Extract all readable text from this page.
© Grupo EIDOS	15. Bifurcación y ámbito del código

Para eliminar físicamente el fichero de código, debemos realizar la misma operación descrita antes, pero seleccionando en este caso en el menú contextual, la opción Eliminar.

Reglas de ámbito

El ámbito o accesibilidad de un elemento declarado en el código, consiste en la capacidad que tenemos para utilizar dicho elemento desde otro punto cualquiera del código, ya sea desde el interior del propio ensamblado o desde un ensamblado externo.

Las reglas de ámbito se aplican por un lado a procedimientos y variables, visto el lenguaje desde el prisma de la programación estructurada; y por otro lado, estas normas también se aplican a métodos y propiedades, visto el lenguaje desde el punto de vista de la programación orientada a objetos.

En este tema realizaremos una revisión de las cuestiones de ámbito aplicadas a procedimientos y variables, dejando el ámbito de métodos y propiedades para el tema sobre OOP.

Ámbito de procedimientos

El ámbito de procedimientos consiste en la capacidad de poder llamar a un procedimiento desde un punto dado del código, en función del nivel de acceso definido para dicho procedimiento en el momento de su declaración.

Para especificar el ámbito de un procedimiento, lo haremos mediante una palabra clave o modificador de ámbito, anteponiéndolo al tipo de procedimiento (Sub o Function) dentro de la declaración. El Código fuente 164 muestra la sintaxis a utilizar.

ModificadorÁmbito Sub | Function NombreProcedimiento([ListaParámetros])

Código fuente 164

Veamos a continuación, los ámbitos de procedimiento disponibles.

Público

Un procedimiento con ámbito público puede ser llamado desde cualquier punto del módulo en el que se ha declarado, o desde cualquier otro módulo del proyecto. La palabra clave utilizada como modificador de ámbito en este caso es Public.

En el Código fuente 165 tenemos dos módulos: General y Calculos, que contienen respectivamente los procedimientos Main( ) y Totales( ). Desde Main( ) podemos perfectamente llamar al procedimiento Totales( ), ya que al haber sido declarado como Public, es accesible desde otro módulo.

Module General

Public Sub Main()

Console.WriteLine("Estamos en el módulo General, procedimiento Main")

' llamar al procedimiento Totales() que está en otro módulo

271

━━━━━━━━━━

◆ Exercise prompt
List all lines from the entries that include the word "dicho".

◆ Answer to this task
El ámbito o accesibilidad de un elemento declarado en el código, consiste en la capacidad que tenemos para utilizar dicho elemento desde otro punto cualquiera del código, ya sea desde el interior del propio ensamblado o desde un ensamblado externo.
El ámbito de procedimientos consiste en la capacidad de poder llamar a un procedimiento desde un punto dado del código, en función del nivel de acceso definido para dicho procedimiento en el momento de su declaración.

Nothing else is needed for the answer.